┌─ Selected passage

MEET CHERYL LOW @_BookMistress
Cheryl Low might be an Evil Queen, sipping tea and peeping on everyone from high up in her posh tower—a job she got only after being fired from her gig as Wicked Witch for eating half the gingerbread house.
…Or she might be a relatively mundane human with a love for all things sugary and soap opera slaps.
Find out by following her on social media @cherylwlow or check her webpage, cheryllow.com. The answer might surprise you! But it probably won’t.
Social Media Links: Twitter& Instagram: @cherylwlow Website: cheryllow.com
In the Realm there are whispers. Whispers that the city used to be a different place. That before the Queen ruled there was a sky beyond the clouds and a world beyond their streets.
Vaun Dray Fen never knew that world. Born a prince without a purpose in a Realm ruled by lavish indulgence, unrelenting greed, and vicious hierarchy, he never knew a time before the Queen’s dust drugged the city. From the tea to the pastries, everything is poisoned to distract and dull the senses. And yet, after more than a century, his own magic is beginning to wake. The beautiful veneer of the Realm is cracking. Those who would defy the Queen turn their eyes to Vaun, and the dust saturating the Realm.
From the carnivorous pixies in the shadows to the wolves in the streets, Vaun thought he knew all the dangers of his city. But when whispers of treason bring down the fury of the Queen, he’ll have to race to save the lives and souls of those he loves.

└─
┌─ Dataset extract

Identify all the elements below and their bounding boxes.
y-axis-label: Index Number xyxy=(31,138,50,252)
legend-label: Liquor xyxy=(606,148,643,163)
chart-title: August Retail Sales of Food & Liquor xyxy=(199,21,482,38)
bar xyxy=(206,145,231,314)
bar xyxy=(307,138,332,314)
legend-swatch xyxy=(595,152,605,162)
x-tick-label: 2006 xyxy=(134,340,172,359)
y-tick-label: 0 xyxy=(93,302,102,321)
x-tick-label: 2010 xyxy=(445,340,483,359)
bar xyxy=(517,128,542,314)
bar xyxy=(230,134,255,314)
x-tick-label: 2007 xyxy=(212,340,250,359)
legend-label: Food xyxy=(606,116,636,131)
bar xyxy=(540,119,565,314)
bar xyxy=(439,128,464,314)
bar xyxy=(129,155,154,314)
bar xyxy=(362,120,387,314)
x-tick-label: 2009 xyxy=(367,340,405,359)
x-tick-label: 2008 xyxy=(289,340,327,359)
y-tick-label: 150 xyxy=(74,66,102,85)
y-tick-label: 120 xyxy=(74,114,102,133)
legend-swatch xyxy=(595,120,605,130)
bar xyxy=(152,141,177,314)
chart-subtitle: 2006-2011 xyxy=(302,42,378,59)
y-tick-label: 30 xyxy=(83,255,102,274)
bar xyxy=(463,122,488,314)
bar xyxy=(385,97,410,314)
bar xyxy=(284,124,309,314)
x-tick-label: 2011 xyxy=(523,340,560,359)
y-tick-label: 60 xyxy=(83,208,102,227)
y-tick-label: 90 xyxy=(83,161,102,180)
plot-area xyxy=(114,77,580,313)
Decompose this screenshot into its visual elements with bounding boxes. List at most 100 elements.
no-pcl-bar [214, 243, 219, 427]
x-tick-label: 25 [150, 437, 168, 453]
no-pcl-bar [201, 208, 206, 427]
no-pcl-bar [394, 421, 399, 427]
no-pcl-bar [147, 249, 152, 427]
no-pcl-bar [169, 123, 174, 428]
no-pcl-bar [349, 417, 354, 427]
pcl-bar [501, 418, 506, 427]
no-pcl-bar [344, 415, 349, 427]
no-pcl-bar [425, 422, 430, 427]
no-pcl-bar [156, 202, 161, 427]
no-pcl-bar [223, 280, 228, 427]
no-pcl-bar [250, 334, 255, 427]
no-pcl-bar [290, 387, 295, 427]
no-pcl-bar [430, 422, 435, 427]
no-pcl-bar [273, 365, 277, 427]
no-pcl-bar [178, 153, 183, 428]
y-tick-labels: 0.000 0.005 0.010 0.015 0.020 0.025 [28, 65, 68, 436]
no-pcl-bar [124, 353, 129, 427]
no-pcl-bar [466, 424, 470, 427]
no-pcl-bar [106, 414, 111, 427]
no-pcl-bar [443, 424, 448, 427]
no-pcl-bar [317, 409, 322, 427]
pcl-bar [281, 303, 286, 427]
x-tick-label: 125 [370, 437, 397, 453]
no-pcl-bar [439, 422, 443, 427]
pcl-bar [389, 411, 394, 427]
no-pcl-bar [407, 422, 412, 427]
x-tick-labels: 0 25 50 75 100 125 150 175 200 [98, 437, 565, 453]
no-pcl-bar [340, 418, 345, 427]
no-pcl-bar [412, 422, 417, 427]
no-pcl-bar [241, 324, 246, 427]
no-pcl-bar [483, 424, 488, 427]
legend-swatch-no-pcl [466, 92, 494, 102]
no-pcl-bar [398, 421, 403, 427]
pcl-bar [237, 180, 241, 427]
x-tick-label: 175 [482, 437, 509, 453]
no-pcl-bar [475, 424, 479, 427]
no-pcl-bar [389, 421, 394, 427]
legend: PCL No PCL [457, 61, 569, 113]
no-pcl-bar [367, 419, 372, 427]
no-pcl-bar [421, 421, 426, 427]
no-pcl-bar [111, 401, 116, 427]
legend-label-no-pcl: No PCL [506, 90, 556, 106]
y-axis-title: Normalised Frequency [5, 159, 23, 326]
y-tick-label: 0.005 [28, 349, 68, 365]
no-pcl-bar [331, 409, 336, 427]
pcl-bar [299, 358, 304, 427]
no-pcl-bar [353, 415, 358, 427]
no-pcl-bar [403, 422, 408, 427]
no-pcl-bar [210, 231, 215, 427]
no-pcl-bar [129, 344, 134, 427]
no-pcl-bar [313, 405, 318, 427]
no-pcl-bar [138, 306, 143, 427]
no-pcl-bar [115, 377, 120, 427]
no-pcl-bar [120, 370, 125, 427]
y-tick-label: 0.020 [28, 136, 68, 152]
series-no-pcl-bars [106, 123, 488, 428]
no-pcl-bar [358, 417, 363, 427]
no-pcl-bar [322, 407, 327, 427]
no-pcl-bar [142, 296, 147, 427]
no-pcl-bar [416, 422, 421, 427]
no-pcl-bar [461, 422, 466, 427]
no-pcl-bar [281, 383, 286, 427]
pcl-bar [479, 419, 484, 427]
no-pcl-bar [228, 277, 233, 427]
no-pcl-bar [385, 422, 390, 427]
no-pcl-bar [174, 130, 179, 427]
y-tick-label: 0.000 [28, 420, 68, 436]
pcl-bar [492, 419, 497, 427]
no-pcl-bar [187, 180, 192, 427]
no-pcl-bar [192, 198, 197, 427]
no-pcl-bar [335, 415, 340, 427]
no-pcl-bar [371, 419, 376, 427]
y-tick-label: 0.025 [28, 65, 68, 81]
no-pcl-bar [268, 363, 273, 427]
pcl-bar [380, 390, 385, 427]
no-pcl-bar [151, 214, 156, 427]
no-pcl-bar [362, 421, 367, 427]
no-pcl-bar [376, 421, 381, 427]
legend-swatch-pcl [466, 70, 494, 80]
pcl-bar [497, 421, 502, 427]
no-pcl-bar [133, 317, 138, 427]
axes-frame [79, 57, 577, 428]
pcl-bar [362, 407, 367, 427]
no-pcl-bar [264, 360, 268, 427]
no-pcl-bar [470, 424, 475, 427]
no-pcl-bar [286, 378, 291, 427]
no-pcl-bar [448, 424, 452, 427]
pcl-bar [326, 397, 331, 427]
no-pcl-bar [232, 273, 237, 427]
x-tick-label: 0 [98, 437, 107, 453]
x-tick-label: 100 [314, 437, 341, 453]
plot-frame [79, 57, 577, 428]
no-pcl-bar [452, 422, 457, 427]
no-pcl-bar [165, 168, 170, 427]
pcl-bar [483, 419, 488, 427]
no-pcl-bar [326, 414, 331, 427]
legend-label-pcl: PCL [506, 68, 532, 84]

└─

◆ Instruction: In the author page, what is everything in the Realm poisoned to do?

◆ Exercise answer: To distract and dull the senses.